**TASK GOAL:**
Quote the records beneath, complete and exact. Leave out images.

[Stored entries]
____________

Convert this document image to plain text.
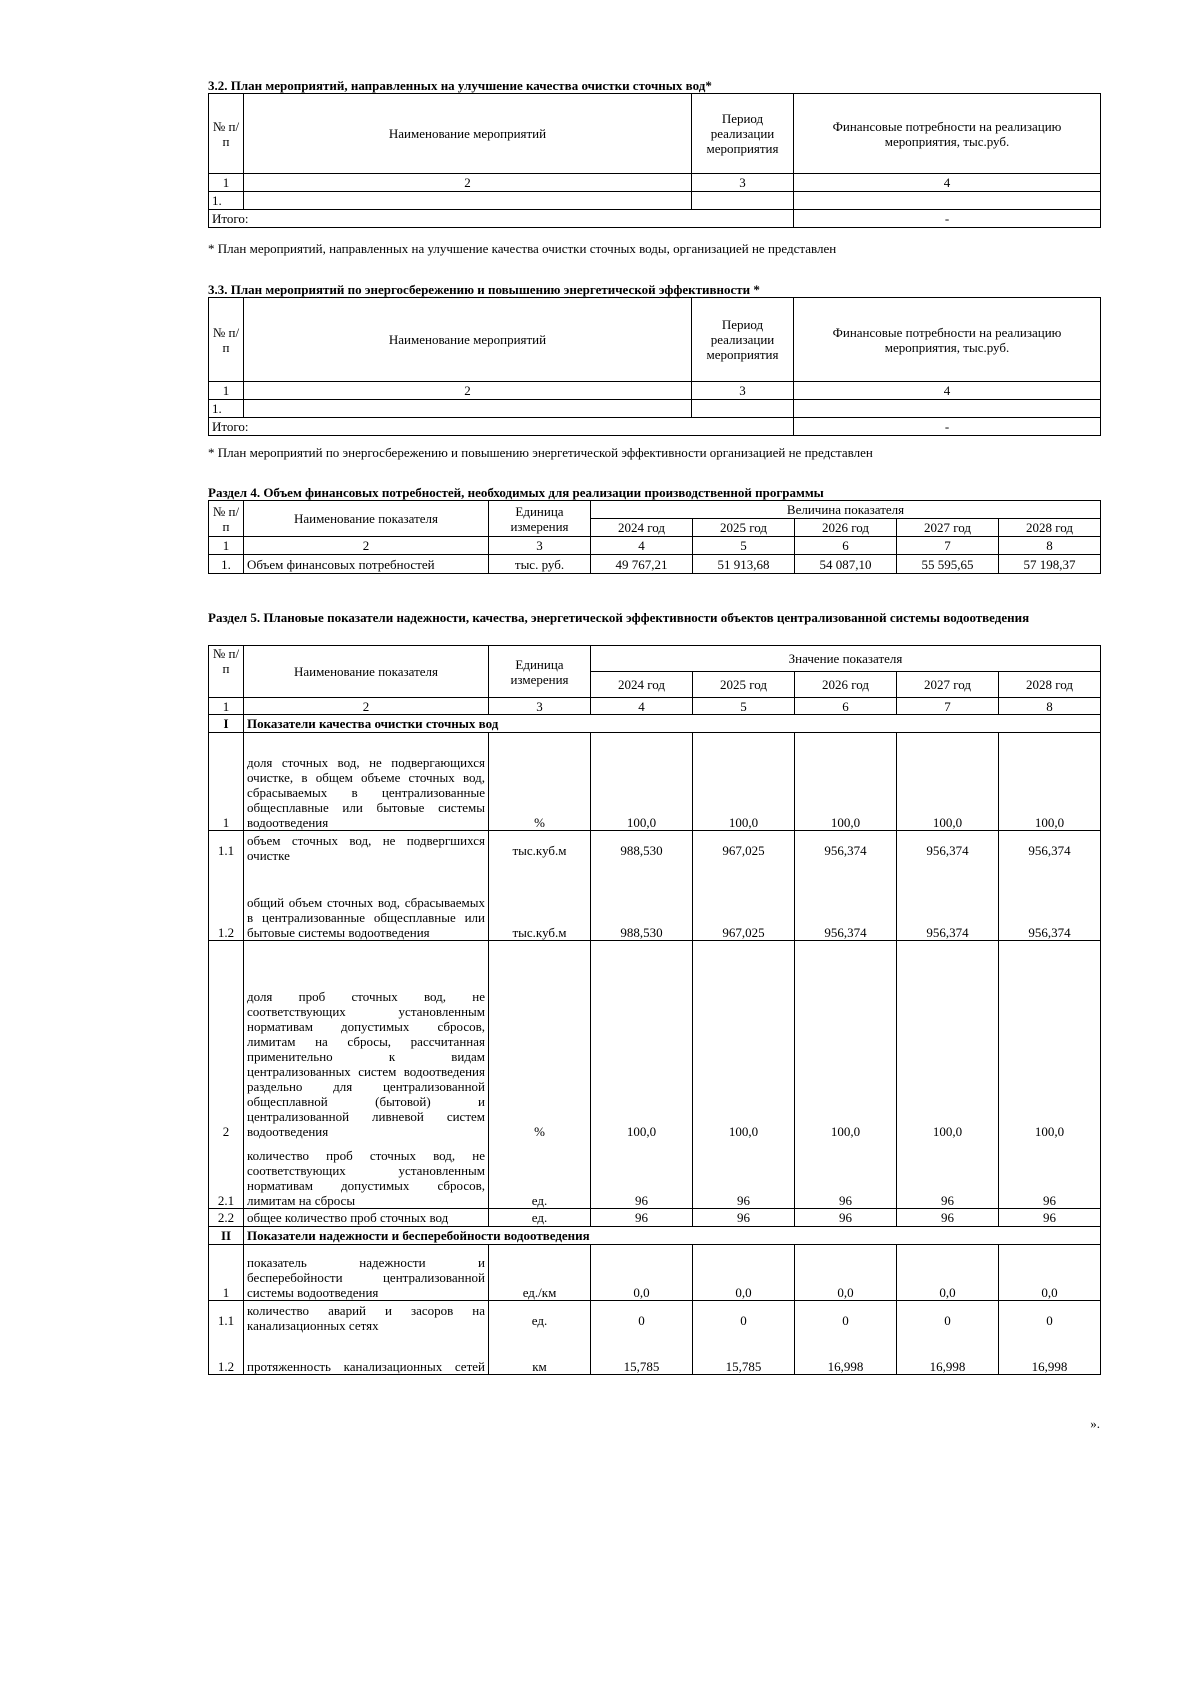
3.2. План мероприятий, направленных на улучшение качества очистки сточных вод*
№ п/п	Наименование мероприятий	Период реализации мероприятия	Финансовые потребности на реализацию мероприятия, тыс.руб.
1	2	3	4
1.			
Итого:			-
* План мероприятий, направленных на улучшение качества очистки сточных воды, организацией не представлен
3.3. План мероприятий по энергосбережению и повышению энергетической эффективности *
№ п/п	Наименование мероприятий	Период реализации мероприятия	Финансовые потребности на реализацию мероприятия, тыс.руб.
1	2	3	4
1.			
Итого:			-
* План мероприятий по энергосбережению и повышению энергетической эффективности организацией не представлен
Раздел 4. Объем финансовых потребностей, необходимых для реализации производственной программы
№ п/п	Наименование показателя	Единица измерения	Величина показателя				
			2024 год	2025 год	2026 год	2027 год	2028 год
1	2	3	4	5	6	7	8
1.	Объем финансовых потребностей	тыс. руб.	49 767,21	51 913,68	54 087,10	55 595,65	57 198,37
Раздел 5. Плановые показатели надежности, качества, энергетической эффективности объектов централизованной системы водоотведения
№ п/п	Наименование показателя	Единица измерения	Значение показателя				
			2024 год	2025 год	2026 год	2027 год	2028 год
1	2	3	4	5	6	7	8
I	Показатели качества очистки сточных вод						
1	доля сточных вод, не подвергающихся очистке, в общем объеме сточных вод, сбрасываемых в централизованные общесплавные или бытовые системы водоотведения	%	100,0	100,0	100,0	100,0	100,0
1.1	объем сточных вод, не подвергшихся очистке	тыс.куб.м	988,530	967,025	956,374	956,374	956,374
1.2	общий объем сточных вод, сбрасываемых в централизованные общесплавные или бытовые системы водоотведения	тыс.куб.м	988,530	967,025	956,374	956,374	956,374
2	доля проб сточных вод, не соответствующих установленным нормативам допустимых сбросов, лимитам на сбросы, рассчитанная применительно к видам централизованных систем водоотведения раздельно для централизованной общесплавной (бытовой) и централизованной ливневой систем водоотведения	%	100,0	100,0	100,0	100,0	100,0
2.1	количество проб сточных вод, не соответствующих установленным нормативам допустимых сбросов, лимитам на сбросы	ед.	96	96	96	96	96
2.2	общее количество проб сточных вод	ед.	96	96	96	96	96
II	Показатели надежности и бесперебойности водоотведения						
1	показатель надежности и бесперебойности централизованной системы водоотведения	ед./км	0,0	0,0	0,0	0,0	0,0
1.1	количество аварий и засоров на канализационных сетях	ед.	0	0	0	0	0
1.2	протяженность канализационных сетей	км	15,785	15,785	16,998	16,998	16,998
».
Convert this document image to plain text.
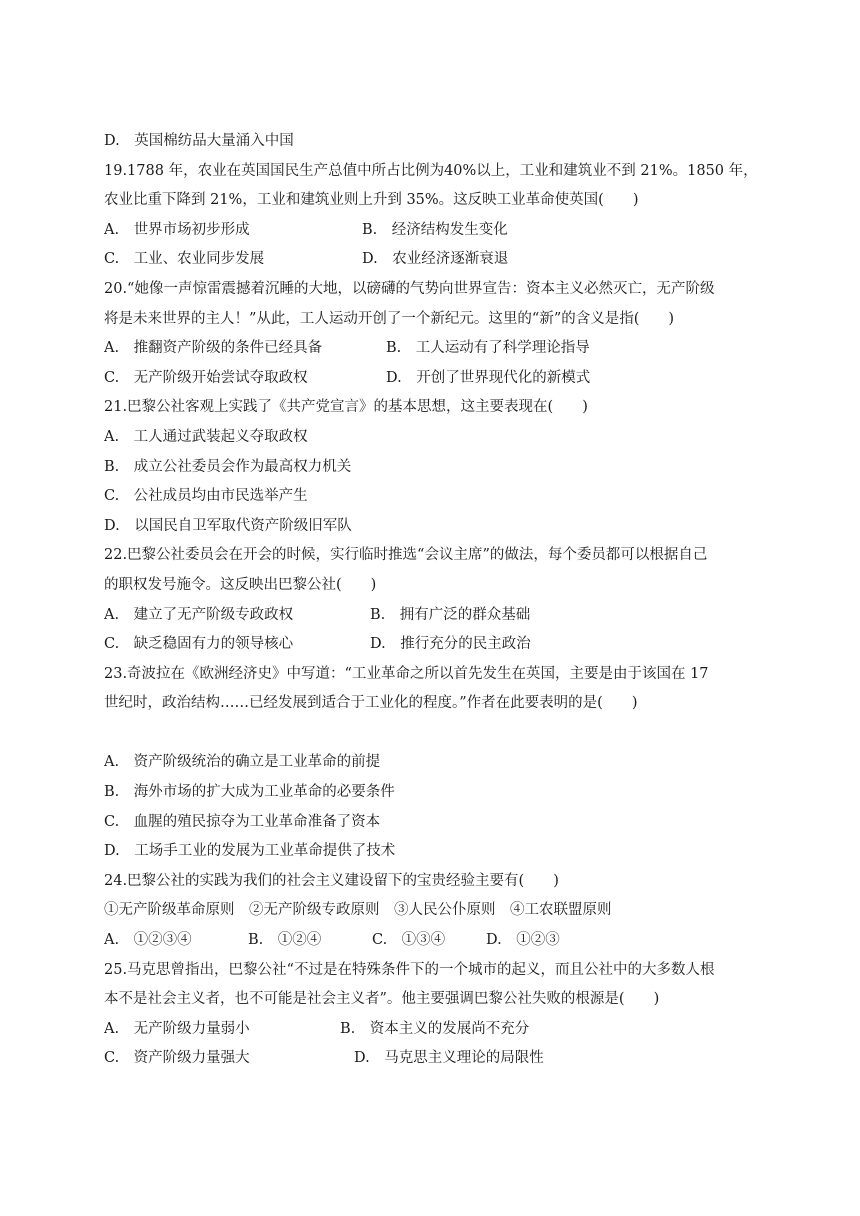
D.　英国棉纺品大量涌入中国
19.1788 年，农业在英国国民生产总值中所占比例为40%以上，工业和建筑业不到 21%。1850 年，
农业比重下降到 21%，工业和建筑业则上升到 35%。这反映工业革命使英国(　　)
A.　世界市场初步形成	B.　经济结构发生变化
C.　工业、农业同步发展	D.　农业经济逐渐衰退
20.“她像一声惊雷震撼着沉睡的大地，以磅礴的气势向世界宣告：资本主义必然灭亡，无产阶级
将是未来世界的主人！”从此，工人运动开创了一个新纪元。这里的“新”的含义是指(　　)
A.　推翻资产阶级的条件已经具备	B.　工人运动有了科学理论指导
C.　无产阶级开始尝试夺取政权	D.　开创了世界现代化的新模式
21.巴黎公社客观上实践了《共产党宣言》的基本思想，这主要表现在(　　)
A.　工人通过武装起义夺取政权
B.　成立公社委员会作为最高权力机关
C.　公社成员均由市民选举产生
D.　以国民自卫军取代资产阶级旧军队
22.巴黎公社委员会在开会的时候，实行临时推选“会议主席”的做法，每个委员都可以根据自己
的职权发号施令。这反映出巴黎公社(　　)
A.　建立了无产阶级专政政权	B.　拥有广泛的群众基础
C.　缺乏稳固有力的领导核心	D.　推行充分的民主政治
23.奇波拉在《欧洲经济史》中写道：“工业革命之所以首先发生在英国，主要是由于该国在 17
世纪时，政治结构……已经发展到适合于工业化的程度。”作者在此要表明的是(　　)
A.　资产阶级统治的确立是工业革命的前提
B.　海外市场的扩大成为工业革命的必要条件
C.　血腥的殖民掠夺为工业革命准备了资本
D.　工场手工业的发展为工业革命提供了技术
24.巴黎公社的实践为我们的社会主义建设留下的宝贵经验主要有(　　)
①无产阶级革命原则　②无产阶级专政原则　③人民公仆原则　④工农联盟原则
A.　①②③④	B.　①②④	C.　①③④	D.　①②③
25.马克思曾指出，巴黎公社“不过是在特殊条件下的一个城市的起义，而且公社中的大多数人根
本不是社会主义者，也不可能是社会主义者”。他主要强调巴黎公社失败的根源是(　　)
A.　无产阶级力量弱小	B.　资本主义的发展尚不充分
C.　资产阶级力量强大	D.　马克思主义理论的局限性
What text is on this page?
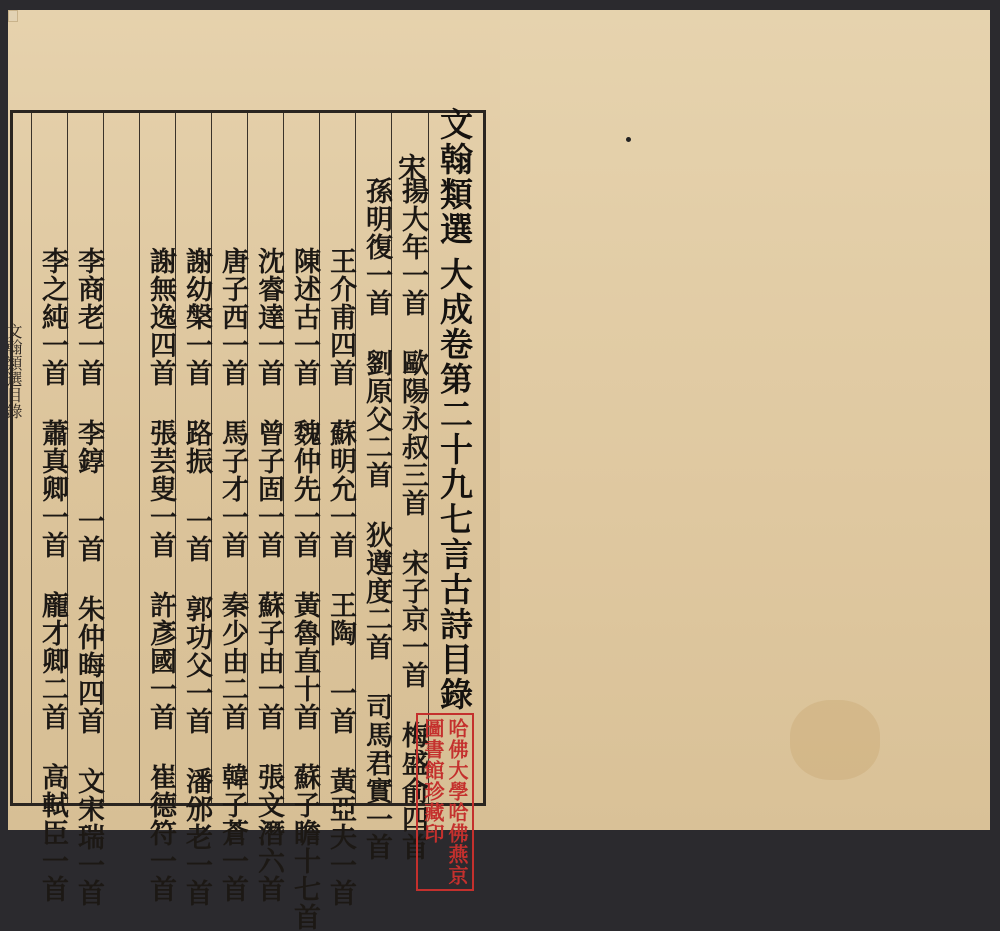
文翰類選大成卷第二十九七言古詩目錄
宋
揚大年一首 歐陽永叔三首 宋子京一首 梅盛俞四首
孫明復一首 劉原父二首 狄遵度二首 司馬君實一首
王介甫四首 蘇明允一首 王陶 一首 黃亞夫一首
陳述古一首 魏仲先一首 黃魯直十首 蘇子瞻十七首
沈睿達一首 曾子固一首 蘇子由一首 張文潛六首
唐子西一首 馬子才一首 秦少由二首 韓子蒼一首
謝幼槃一首 路振 一首 郭功父一首 潘邠老一首
謝無逸四首 張芸叟一首 許彥國一首 崔德符一首
李商老一首 李錞 一首 朱仲晦四首 文宋瑞一首
李之純一首 蕭真卿一首 龐才卿二首 高軾臣一首
文翰類選目錄
哈佛大學哈佛燕京
圖書館珍藏印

____________

**EXERCISE SOLUTION:**
Convert this document image to plain text.
3.2. План мероприятий, направленных на улучшение качества очистки сточных вод*
№ п/п	Наименование мероприятий	Период реализации мероприятия	Финансовые потребности на реализацию мероприятия, тыс.руб.
1	2	3	4
1.			
Итого:			-
* План мероприятий, направленных на улучшение качества очистки сточных воды, организацией не представлен
3.3. План мероприятий по энергосбережению и повышению энергетической эффективности *
№ п/п	Наименование мероприятий	Период реализации мероприятия	Финансовые потребности на реализацию мероприятия, тыс.руб.
1	2	3	4
1.			
Итого:			-
* План мероприятий по энергосбережению и повышению энергетической эффективности организацией не представлен
Раздел 4. Объем финансовых потребностей, необходимых для реализации производственной программы
№ п/п	Наименование показателя	Единица измерения	Величина показателя				
			2024 год	2025 год	2026 год	2027 год	2028 год
1	2	3	4	5	6	7	8
1.	Объем финансовых потребностей	тыс. руб.	49 767,21	51 913,68	54 087,10	55 595,65	57 198,37
Раздел 5. Плановые показатели надежности, качества, энергетической эффективности объектов централизованной системы водоотведения
№ п/п	Наименование показателя	Единица измерения	Значение показателя				
			2024 год	2025 год	2026 год	2027 год	2028 год
1	2	3	4	5	6	7	8
I	Показатели качества очистки сточных вод						
1	доля сточных вод, не подвергающихся очистке, в общем объеме сточных вод, сбрасываемых в централизованные общесплавные или бытовые системы водоотведения	%	100,0	100,0	100,0	100,0	100,0
1.1	объем сточных вод, не подвергшихся очистке	тыс.куб.м	988,530	967,025	956,374	956,374	956,374
1.2	общий объем сточных вод, сбрасываемых в централизованные общесплавные или бытовые системы водоотведения	тыс.куб.м	988,530	967,025	956,374	956,374	956,374
2	доля проб сточных вод, не соответствующих установленным нормативам допустимых сбросов, лимитам на сбросы, рассчитанная применительно к видам централизованных систем водоотведения раздельно для централизованной общесплавной (бытовой) и централизованной ливневой систем водоотведения	%	100,0	100,0	100,0	100,0	100,0
2.1	количество проб сточных вод, не соответствующих установленным нормативам допустимых сбросов, лимитам на сбросы	ед.	96	96	96	96	96
2.2	общее количество проб сточных вод	ед.	96	96	96	96	96
II	Показатели надежности и бесперебойности водоотведения						
1	показатель надежности и бесперебойности централизованной системы водоотведения	ед./км	0,0	0,0	0,0	0,0	0,0
1.1	количество аварий и засоров на канализационных сетях	ед.	0	0	0	0	0
1.2	протяженность канализационных сетей	км	15,785	15,785	16,998	16,998	16,998
».
Convert this document image to plain text.
D.　英国棉纺品大量涌入中国
19.1788 年，农业在英国国民生产总值中所占比例为40%以上，工业和建筑业不到 21%。1850 年，
农业比重下降到 21%，工业和建筑业则上升到 35%。这反映工业革命使英国(　　)
A.　世界市场初步形成	B.　经济结构发生变化
C.　工业、农业同步发展	D.　农业经济逐渐衰退
20.“她像一声惊雷震撼着沉睡的大地，以磅礴的气势向世界宣告：资本主义必然灭亡，无产阶级
将是未来世界的主人！”从此，工人运动开创了一个新纪元。这里的“新”的含义是指(　　)
A.　推翻资产阶级的条件已经具备	B.　工人运动有了科学理论指导
C.　无产阶级开始尝试夺取政权	D.　开创了世界现代化的新模式
21.巴黎公社客观上实践了《共产党宣言》的基本思想，这主要表现在(　　)
A.　工人通过武装起义夺取政权
B.　成立公社委员会作为最高权力机关
C.　公社成员均由市民选举产生
D.　以国民自卫军取代资产阶级旧军队
22.巴黎公社委员会在开会的时候，实行临时推选“会议主席”的做法，每个委员都可以根据自己
的职权发号施令。这反映出巴黎公社(　　)
A.　建立了无产阶级专政政权	B.　拥有广泛的群众基础
C.　缺乏稳固有力的领导核心	D.　推行充分的民主政治
23.奇波拉在《欧洲经济史》中写道：“工业革命之所以首先发生在英国，主要是由于该国在 17
世纪时，政治结构……已经发展到适合于工业化的程度。”作者在此要表明的是(　　)
A.　资产阶级统治的确立是工业革命的前提
B.　海外市场的扩大成为工业革命的必要条件
C.　血腥的殖民掠夺为工业革命准备了资本
D.　工场手工业的发展为工业革命提供了技术
24.巴黎公社的实践为我们的社会主义建设留下的宝贵经验主要有(　　)
①无产阶级革命原则　②无产阶级专政原则　③人民公仆原则　④工农联盟原则
A.　①②③④	B.　①②④	C.　①③④	D.　①②③
25.马克思曾指出，巴黎公社“不过是在特殊条件下的一个城市的起义，而且公社中的大多数人根
本不是社会主义者，也不可能是社会主义者”。他主要强调巴黎公社失败的根源是(　　)
A.　无产阶级力量弱小	B.　资本主义的发展尚不充分
C.　资产阶级力量强大	D.　马克思主义理论的局限性
What text is on this page?
文翰類選大成卷第二十九七言古詩目錄
宋
揚大年一首 歐陽永叔三首 宋子京一首 梅盛俞四首
孫明復一首 劉原父二首 狄遵度二首 司馬君實一首
王介甫四首 蘇明允一首 王陶 一首 黃亞夫一首
陳述古一首 魏仲先一首 黃魯直十首 蘇子瞻十七首
沈睿達一首 曾子固一首 蘇子由一首 張文潛六首
唐子西一首 馬子才一首 秦少由二首 韓子蒼一首
謝幼槃一首 路振 一首 郭功父一首 潘邠老一首
謝無逸四首 張芸叟一首 許彥國一首 崔德符一首
李商老一首 李錞 一首 朱仲晦四首 文宋瑞一首
李之純一首 蕭真卿一首 龐才卿二首 高軾臣一首
文翰類選目錄
哈佛大學哈佛燕京
圖書館珍藏印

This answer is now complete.